- _What is asked_: Extract the listing below in full, unchanged.

- _Exercise data_:
┏━━

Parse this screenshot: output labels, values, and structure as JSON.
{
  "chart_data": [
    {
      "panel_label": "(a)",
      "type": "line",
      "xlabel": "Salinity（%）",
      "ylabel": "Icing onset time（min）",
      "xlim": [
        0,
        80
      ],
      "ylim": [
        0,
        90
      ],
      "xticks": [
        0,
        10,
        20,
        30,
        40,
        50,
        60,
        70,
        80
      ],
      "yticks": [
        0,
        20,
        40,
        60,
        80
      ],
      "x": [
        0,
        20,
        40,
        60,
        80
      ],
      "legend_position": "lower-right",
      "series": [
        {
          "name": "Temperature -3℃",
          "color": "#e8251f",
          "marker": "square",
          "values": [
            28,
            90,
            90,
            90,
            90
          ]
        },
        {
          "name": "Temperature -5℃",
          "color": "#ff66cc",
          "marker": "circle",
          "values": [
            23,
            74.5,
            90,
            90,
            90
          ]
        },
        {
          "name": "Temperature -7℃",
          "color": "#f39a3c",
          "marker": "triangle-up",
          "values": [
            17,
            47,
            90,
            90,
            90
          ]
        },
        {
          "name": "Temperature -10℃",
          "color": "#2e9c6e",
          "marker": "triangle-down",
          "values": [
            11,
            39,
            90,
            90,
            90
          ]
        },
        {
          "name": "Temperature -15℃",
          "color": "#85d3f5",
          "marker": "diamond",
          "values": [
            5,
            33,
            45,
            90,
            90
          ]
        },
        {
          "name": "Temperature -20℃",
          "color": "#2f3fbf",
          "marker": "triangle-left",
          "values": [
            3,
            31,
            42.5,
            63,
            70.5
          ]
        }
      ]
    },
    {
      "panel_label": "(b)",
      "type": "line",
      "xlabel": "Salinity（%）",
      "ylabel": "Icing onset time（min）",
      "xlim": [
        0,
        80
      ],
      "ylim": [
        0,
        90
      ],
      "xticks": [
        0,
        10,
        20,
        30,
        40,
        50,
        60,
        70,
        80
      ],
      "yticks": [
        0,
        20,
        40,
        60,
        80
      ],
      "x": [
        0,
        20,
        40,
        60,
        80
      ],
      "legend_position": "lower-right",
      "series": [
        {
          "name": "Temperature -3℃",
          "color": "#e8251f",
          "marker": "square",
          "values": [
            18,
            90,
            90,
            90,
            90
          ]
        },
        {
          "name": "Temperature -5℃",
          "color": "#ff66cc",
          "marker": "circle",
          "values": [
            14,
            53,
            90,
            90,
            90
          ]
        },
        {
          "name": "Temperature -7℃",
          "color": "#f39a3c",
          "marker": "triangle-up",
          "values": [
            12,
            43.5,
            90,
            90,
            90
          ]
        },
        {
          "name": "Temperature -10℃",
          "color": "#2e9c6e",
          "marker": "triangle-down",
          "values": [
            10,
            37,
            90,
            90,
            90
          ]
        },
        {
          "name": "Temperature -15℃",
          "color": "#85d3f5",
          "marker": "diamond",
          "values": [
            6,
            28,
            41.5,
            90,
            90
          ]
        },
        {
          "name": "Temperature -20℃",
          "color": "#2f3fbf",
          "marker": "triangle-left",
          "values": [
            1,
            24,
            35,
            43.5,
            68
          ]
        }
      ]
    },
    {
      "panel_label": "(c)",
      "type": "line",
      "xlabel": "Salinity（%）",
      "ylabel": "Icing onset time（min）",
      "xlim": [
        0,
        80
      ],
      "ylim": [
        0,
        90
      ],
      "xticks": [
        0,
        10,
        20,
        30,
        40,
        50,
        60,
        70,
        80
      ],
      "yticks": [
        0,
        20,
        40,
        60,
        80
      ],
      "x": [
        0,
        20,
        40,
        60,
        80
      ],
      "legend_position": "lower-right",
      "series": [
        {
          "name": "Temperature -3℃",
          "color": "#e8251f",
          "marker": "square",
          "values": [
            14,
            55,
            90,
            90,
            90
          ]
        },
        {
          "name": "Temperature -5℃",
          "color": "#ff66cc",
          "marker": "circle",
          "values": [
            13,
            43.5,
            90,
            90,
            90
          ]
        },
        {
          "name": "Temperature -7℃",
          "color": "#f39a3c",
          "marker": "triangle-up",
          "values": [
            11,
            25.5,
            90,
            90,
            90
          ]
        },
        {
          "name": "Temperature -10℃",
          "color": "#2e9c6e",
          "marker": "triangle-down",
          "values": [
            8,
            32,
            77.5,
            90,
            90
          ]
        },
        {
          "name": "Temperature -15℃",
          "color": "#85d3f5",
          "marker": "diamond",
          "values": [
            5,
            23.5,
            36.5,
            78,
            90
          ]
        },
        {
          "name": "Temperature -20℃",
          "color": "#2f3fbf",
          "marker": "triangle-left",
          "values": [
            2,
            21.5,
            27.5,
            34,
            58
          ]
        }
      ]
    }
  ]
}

┗━━

- _Answer to the exercise_:
Parse this screenshot: output labels, values, and structure as JSON.
{
  "chart_data": [
    {
      "panel_label": "(a)",
      "type": "line",
      "xlabel": "Salinity（%）",
      "ylabel": "Icing onset time（min）",
      "xlim": [
        0,
        80
      ],
      "ylim": [
        0,
        90
      ],
      "xticks": [
        0,
        10,
        20,
        30,
        40,
        50,
        60,
        70,
        80
      ],
      "yticks": [
        0,
        20,
        40,
        60,
        80
      ],
      "x": [
        0,
        20,
        40,
        60,
        80
      ],
      "legend_position": "lower-right",
      "series": [
        {
          "name": "Temperature -3℃",
          "color": "#e8251f",
          "marker": "square",
          "values": [
            28,
            90,
            90,
            90,
            90
          ]
        },
        {
          "name": "Temperature -5℃",
          "color": "#ff66cc",
          "marker": "circle",
          "values": [
            23,
            74.5,
            90,
            90,
            90
          ]
        },
        {
          "name": "Temperature -7℃",
          "color": "#f39a3c",
          "marker": "triangle-up",
          "values": [
            17,
            47,
            90,
            90,
            90
          ]
        },
        {
          "name": "Temperature -10℃",
          "color": "#2e9c6e",
          "marker": "triangle-down",
          "values": [
            11,
            39,
            90,
            90,
            90
          ]
        },
        {
          "name": "Temperature -15℃",
          "color": "#85d3f5",
          "marker": "diamond",
          "values": [
            5,
            33,
            45,
            90,
            90
          ]
        },
        {
          "name": "Temperature -20℃",
          "color": "#2f3fbf",
          "marker": "triangle-left",
          "values": [
            3,
            31,
            42.5,
            63,
            70.5
          ]
        }
      ]
    },
    {
      "panel_label": "(b)",
      "type": "line",
      "xlabel": "Salinity（%）",
      "ylabel": "Icing onset time（min）",
      "xlim": [
        0,
        80
      ],
      "ylim": [
        0,
        90
      ],
      "xticks": [
        0,
        10,
        20,
        30,
        40,
        50,
        60,
        70,
        80
      ],
      "yticks": [
        0,
        20,
        40,
        60,
        80
      ],
      "x": [
        0,
        20,
        40,
        60,
        80
      ],
      "legend_position": "lower-right",
      "series": [
        {
          "name": "Temperature -3℃",
          "color": "#e8251f",
          "marker": "square",
          "values": [
            18,
            90,
            90,
            90,
            90
          ]
        },
        {
          "name": "Temperature -5℃",
          "color": "#ff66cc",
          "marker": "circle",
          "values": [
            14,
            53,
            90,
            90,
            90
          ]
        },
        {
          "name": "Temperature -7℃",
          "color": "#f39a3c",
          "marker": "triangle-up",
          "values": [
            12,
            43.5,
            90,
            90,
            90
          ]
        },
        {
          "name": "Temperature -10℃",
          "color": "#2e9c6e",
          "marker": "triangle-down",
          "values": [
            10,
            37,
            90,
            90,
            90
          ]
        },
        {
          "name": "Temperature -15℃",
          "color": "#85d3f5",
          "marker": "diamond",
          "values": [
            6,
            28,
            41.5,
            90,
            90
          ]
        },
        {
          "name": "Temperature -20℃",
          "color": "#2f3fbf",
          "marker": "triangle-left",
          "values": [
            1,
            24,
            35,
            43.5,
            68
          ]
        }
      ]
    },
    {
      "panel_label": "(c)",
      "type": "line",
      "xlabel": "Salinity（%）",
      "ylabel": "Icing onset time（min）",
      "xlim": [
        0,
        80
      ],
      "ylim": [
        0,
        90
      ],
      "xticks": [
        0,
        10,
        20,
        30,
        40,
        50,
        60,
        70,
        80
      ],
      "yticks": [
        0,
        20,
        40,
        60,
        80
      ],
      "x": [
        0,
        20,
        40,
        60,
        80
      ],
      "legend_position": "lower-right",
      "series": [
        {
          "name": "Temperature -3℃",
          "color": "#e8251f",
          "marker": "square",
          "values": [
            14,
            55,
            90,
            90,
            90
          ]
        },
        {
          "name": "Temperature -5℃",
          "color": "#ff66cc",
          "marker": "circle",
          "values": [
            13,
            43.5,
            90,
            90,
            90
          ]
        },
        {
          "name": "Temperature -7℃",
          "color": "#f39a3c",
          "marker": "triangle-up",
          "values": [
            11,
            25.5,
            90,
            90,
            90
          ]
        },
        {
          "name": "Temperature -10℃",
          "color": "#2e9c6e",
          "marker": "triangle-down",
          "values": [
            8,
            32,
            77.5,
            90,
            90
          ]
        },
        {
          "name": "Temperature -15℃",
          "color": "#85d3f5",
          "marker": "diamond",
          "values": [
            5,
            23.5,
            36.5,
            78,
            90
          ]
        },
        {
          "name": "Temperature -20℃",
          "color": "#2f3fbf",
          "marker": "triangle-left",
          "values": [
            2,
            21.5,
            27.5,
            34,
            58
          ]
        }
      ]
    }
  ]
}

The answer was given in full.